ASSIGNED TASK
Repeat the material exactly, every line of it.

++++++++++++++++++++

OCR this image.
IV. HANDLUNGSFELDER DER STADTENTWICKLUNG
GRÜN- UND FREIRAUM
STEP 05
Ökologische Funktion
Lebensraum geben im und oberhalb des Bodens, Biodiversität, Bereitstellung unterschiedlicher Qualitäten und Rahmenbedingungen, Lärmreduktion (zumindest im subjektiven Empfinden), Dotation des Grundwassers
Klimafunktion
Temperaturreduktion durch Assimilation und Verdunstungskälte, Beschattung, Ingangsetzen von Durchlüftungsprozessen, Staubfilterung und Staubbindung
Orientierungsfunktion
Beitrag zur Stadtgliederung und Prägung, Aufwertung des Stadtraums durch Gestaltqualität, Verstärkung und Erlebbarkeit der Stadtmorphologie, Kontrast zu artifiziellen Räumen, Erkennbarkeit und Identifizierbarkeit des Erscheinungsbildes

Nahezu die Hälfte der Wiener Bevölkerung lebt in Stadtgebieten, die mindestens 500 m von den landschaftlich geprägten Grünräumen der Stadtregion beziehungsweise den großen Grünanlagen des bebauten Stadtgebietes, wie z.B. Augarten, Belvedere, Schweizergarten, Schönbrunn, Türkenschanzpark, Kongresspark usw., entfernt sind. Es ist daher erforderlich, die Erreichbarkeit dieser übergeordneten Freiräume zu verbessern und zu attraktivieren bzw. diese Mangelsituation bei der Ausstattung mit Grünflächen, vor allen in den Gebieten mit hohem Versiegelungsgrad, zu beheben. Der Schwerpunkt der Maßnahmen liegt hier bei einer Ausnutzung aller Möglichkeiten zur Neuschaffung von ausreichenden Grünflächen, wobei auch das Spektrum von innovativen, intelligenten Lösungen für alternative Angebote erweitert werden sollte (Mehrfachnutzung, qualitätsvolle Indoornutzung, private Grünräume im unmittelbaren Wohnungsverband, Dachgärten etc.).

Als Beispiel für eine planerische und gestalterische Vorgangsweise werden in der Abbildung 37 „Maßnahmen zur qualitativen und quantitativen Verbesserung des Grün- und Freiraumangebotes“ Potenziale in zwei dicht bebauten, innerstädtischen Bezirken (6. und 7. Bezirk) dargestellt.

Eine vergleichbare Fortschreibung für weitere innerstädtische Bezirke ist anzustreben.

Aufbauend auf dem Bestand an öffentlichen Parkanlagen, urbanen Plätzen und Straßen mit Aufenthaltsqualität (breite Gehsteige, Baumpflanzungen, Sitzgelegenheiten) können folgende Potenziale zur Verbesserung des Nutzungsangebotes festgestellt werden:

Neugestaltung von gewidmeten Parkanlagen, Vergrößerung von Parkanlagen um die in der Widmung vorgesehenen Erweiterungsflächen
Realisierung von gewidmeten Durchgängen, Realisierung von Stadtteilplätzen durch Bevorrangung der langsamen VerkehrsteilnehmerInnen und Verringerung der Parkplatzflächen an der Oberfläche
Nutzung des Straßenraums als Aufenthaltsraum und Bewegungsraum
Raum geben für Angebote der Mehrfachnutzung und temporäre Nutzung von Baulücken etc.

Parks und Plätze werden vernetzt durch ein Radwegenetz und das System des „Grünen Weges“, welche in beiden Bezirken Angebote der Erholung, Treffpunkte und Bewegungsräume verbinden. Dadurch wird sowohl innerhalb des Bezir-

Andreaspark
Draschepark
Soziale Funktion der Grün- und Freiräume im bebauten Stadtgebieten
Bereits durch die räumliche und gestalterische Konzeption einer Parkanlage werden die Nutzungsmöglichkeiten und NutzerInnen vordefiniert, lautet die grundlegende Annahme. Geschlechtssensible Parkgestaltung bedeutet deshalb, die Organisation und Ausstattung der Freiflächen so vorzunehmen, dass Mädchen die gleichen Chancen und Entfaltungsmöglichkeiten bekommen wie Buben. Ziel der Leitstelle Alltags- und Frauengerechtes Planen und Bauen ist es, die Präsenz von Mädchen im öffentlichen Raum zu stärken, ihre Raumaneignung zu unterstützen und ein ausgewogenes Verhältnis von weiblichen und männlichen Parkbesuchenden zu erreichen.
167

++++++++++++++++++++

THE COMPLETED TASK
OCR this image.
IV. HANDLUNGSFELDER DER STADTENTWICKLUNG
GRÜN- UND FREIRAUM
STEP 05
Ökologische Funktion
Lebensraum geben im und oberhalb des Bodens, Biodiversität, Bereitstellung unterschiedlicher Qualitäten und Rahmenbedingungen, Lärmreduktion (zumindest im subjektiven Empfinden), Dotation des Grundwassers
Klimafunktion
Temperaturreduktion durch Assimilation und Verdunstungskälte, Beschattung, Ingangsetzen von Durchlüftungsprozessen, Staubfilterung und Staubbindung
Orientierungsfunktion
Beitrag zur Stadtgliederung und Prägung, Aufwertung des Stadtraums durch Gestaltqualität, Verstärkung und Erlebbarkeit der Stadtmorphologie, Kontrast zu artifiziellen Räumen, Erkennbarkeit und Identifizierbarkeit des Erscheinungsbildes

Nahezu die Hälfte der Wiener Bevölkerung lebt in Stadtgebieten, die mindestens 500 m von den landschaftlich geprägten Grünräumen der Stadtregion beziehungsweise den großen Grünanlagen des bebauten Stadtgebietes, wie z.B. Augarten, Belvedere, Schweizergarten, Schönbrunn, Türkenschanzpark, Kongresspark usw., entfernt sind. Es ist daher erforderlich, die Erreichbarkeit dieser übergeordneten Freiräume zu verbessern und zu attraktivieren bzw. diese Mangelsituation bei der Ausstattung mit Grünflächen, vor allen in den Gebieten mit hohem Versiegelungsgrad, zu beheben. Der Schwerpunkt der Maßnahmen liegt hier bei einer Ausnutzung aller Möglichkeiten zur Neuschaffung von ausreichenden Grünflächen, wobei auch das Spektrum von innovativen, intelligenten Lösungen für alternative Angebote erweitert werden sollte (Mehrfachnutzung, qualitätsvolle Indoornutzung, private Grünräume im unmittelbaren Wohnungsverband, Dachgärten etc.).

Als Beispiel für eine planerische und gestalterische Vorgangsweise werden in der Abbildung 37 „Maßnahmen zur qualitativen und quantitativen Verbesserung des Grün- und Freiraumangebotes“ Potenziale in zwei dicht bebauten, innerstädtischen Bezirken (6. und 7. Bezirk) dargestellt.

Eine vergleichbare Fortschreibung für weitere innerstädtische Bezirke ist anzustreben.

Aufbauend auf dem Bestand an öffentlichen Parkanlagen, urbanen Plätzen und Straßen mit Aufenthaltsqualität (breite Gehsteige, Baumpflanzungen, Sitzgelegenheiten) können folgende Potenziale zur Verbesserung des Nutzungsangebotes festgestellt werden:

Neugestaltung von gewidmeten Parkanlagen, Vergrößerung von Parkanlagen um die in der Widmung vorgesehenen Erweiterungsflächen
Realisierung von gewidmeten Durchgängen, Realisierung von Stadtteilplätzen durch Bevorrangung der langsamen VerkehrsteilnehmerInnen und Verringerung der Parkplatzflächen an der Oberfläche
Nutzung des Straßenraums als Aufenthaltsraum und Bewegungsraum
Raum geben für Angebote der Mehrfachnutzung und temporäre Nutzung von Baulücken etc.

Parks und Plätze werden vernetzt durch ein Radwegenetz und das System des „Grünen Weges“, welche in beiden Bezirken Angebote der Erholung, Treffpunkte und Bewegungsräume verbinden. Dadurch wird sowohl innerhalb des Bezir-

Andreaspark
Draschepark
Soziale Funktion der Grün- und Freiräume im bebauten Stadtgebieten
Bereits durch die räumliche und gestalterische Konzeption einer Parkanlage werden die Nutzungsmöglichkeiten und NutzerInnen vordefiniert, lautet die grundlegende Annahme. Geschlechtssensible Parkgestaltung bedeutet deshalb, die Organisation und Ausstattung der Freiflächen so vorzunehmen, dass Mädchen die gleichen Chancen und Entfaltungsmöglichkeiten bekommen wie Buben. Ziel der Leitstelle Alltags- und Frauengerechtes Planen und Bauen ist es, die Präsenz von Mädchen im öffentlichen Raum zu stärken, ihre Raumaneignung zu unterstützen und ein ausgewogenes Verhältnis von weiblichen und männlichen Parkbesuchenden zu erreichen.
167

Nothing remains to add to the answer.